_Saved data entries_.

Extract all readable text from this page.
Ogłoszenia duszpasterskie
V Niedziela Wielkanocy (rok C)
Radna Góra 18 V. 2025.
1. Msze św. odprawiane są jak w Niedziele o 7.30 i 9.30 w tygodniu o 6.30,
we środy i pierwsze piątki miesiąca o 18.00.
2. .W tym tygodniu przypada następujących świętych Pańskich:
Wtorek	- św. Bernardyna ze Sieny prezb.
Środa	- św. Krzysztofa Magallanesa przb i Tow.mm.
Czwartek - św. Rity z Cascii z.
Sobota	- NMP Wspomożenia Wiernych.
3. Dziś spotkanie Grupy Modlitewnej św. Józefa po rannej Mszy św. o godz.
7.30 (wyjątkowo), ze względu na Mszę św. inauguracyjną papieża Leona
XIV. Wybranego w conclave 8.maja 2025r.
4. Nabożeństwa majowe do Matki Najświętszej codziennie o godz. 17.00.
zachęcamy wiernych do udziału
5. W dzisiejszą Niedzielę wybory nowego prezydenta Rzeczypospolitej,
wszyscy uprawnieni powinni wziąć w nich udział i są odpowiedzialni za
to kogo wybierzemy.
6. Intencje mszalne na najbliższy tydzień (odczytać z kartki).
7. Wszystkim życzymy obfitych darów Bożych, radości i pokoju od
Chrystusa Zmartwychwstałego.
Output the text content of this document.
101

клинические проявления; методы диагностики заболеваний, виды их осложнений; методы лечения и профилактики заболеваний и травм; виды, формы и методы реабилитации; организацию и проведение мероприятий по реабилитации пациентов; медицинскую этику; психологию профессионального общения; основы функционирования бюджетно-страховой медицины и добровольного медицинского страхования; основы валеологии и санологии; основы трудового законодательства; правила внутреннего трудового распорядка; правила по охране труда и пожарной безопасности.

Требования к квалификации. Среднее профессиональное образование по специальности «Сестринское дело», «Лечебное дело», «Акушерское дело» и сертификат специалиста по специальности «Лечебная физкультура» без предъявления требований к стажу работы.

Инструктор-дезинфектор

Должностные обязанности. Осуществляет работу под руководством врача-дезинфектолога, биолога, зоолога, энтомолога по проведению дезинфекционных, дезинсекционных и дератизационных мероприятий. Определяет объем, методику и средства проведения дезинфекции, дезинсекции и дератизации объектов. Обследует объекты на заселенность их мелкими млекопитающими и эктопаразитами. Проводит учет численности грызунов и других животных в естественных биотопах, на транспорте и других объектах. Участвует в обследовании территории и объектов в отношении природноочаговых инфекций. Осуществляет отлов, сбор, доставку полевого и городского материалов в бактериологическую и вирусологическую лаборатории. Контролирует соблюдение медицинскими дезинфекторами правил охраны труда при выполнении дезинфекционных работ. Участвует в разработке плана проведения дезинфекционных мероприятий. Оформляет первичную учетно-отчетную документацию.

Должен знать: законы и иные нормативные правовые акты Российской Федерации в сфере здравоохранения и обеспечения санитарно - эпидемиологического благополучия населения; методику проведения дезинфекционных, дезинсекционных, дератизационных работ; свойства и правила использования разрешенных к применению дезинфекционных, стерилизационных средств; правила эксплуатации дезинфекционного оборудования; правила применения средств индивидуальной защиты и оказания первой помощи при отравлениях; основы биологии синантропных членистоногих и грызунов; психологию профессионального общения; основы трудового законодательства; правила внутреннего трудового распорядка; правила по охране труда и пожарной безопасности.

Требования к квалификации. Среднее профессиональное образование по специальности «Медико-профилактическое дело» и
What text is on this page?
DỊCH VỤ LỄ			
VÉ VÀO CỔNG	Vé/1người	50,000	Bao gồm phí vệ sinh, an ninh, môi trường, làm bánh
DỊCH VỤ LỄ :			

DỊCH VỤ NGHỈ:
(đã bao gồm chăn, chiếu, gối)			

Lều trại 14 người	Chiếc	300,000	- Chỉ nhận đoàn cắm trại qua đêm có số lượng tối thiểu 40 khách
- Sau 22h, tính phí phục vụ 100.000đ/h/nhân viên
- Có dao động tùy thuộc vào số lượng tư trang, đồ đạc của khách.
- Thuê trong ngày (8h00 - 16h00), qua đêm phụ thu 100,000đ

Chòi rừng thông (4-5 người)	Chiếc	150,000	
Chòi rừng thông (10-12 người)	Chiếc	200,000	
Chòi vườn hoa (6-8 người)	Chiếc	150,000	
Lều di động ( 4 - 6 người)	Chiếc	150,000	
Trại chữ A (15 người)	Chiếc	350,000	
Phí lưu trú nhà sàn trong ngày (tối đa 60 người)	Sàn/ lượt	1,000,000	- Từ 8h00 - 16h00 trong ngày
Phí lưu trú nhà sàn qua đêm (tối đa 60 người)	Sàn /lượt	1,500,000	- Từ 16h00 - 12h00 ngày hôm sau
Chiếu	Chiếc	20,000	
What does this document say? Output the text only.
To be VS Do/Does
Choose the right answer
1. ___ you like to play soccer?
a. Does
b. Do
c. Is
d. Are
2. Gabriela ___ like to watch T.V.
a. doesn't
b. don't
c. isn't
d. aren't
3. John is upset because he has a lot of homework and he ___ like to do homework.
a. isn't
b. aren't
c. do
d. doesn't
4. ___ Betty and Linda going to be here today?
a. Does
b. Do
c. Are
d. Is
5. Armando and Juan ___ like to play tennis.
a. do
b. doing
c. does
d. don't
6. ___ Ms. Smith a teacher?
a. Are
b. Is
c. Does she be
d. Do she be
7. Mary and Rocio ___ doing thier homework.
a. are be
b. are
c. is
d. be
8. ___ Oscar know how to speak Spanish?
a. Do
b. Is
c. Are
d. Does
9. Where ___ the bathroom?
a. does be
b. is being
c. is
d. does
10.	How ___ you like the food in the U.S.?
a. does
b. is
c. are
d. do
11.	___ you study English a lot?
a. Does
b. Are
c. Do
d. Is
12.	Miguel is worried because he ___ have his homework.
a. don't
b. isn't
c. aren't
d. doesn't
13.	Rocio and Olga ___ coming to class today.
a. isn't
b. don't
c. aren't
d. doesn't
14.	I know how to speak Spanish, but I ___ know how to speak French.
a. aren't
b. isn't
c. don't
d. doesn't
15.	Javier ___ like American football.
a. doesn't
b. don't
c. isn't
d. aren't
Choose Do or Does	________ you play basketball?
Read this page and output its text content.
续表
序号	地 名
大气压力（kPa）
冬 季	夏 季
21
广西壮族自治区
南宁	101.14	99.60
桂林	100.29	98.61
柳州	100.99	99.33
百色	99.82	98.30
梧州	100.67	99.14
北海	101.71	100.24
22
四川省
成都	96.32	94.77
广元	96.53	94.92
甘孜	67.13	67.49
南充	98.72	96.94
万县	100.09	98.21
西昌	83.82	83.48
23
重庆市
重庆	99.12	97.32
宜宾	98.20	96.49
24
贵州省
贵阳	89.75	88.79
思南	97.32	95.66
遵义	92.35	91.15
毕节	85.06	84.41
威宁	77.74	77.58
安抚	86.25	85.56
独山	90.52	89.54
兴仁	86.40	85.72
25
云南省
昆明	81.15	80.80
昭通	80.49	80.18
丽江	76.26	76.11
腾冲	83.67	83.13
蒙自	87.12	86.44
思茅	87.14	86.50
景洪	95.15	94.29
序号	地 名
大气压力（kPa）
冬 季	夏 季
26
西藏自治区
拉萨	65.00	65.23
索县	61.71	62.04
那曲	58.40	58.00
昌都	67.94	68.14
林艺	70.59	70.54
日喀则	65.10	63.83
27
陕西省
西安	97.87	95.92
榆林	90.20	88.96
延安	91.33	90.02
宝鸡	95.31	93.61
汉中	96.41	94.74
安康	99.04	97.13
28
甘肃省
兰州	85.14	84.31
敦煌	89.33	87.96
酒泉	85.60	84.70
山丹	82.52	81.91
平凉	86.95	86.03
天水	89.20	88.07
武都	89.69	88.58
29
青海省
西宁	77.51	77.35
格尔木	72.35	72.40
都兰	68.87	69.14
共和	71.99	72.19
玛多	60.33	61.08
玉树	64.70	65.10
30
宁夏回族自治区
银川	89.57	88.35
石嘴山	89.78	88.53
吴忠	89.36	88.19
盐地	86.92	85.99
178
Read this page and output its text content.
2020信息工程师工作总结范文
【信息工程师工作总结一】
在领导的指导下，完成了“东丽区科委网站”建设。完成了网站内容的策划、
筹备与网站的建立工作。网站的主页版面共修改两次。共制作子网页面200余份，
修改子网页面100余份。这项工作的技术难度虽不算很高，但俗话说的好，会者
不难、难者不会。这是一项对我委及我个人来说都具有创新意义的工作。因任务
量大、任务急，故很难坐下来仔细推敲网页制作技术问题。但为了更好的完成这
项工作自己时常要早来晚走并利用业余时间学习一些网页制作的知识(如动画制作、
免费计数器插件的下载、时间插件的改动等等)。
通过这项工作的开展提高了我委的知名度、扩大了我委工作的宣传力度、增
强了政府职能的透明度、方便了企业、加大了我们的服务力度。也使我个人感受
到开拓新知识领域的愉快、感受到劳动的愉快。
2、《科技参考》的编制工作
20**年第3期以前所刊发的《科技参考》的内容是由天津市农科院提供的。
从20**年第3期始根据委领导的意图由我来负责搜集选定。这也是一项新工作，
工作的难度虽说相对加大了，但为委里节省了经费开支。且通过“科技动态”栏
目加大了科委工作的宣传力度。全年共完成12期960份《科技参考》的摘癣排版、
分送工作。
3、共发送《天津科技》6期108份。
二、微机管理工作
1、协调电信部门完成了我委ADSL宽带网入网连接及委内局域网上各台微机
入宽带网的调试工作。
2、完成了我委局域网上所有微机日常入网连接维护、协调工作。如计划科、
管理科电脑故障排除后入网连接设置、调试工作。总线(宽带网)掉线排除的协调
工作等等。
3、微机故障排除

_Written instruction_.
For each line of the listing that holds the word "trong", show that line.

_Task response_.
- Thuê trong ngày (8h00 - 16h00), qua đêm phụ thu 100,000đ
Phí lưu trú nhà sàn trong ngày (tối đa 60 người)	Sàn/ lượt	1,000,000	- Từ 8h00 - 16h00 trong ngày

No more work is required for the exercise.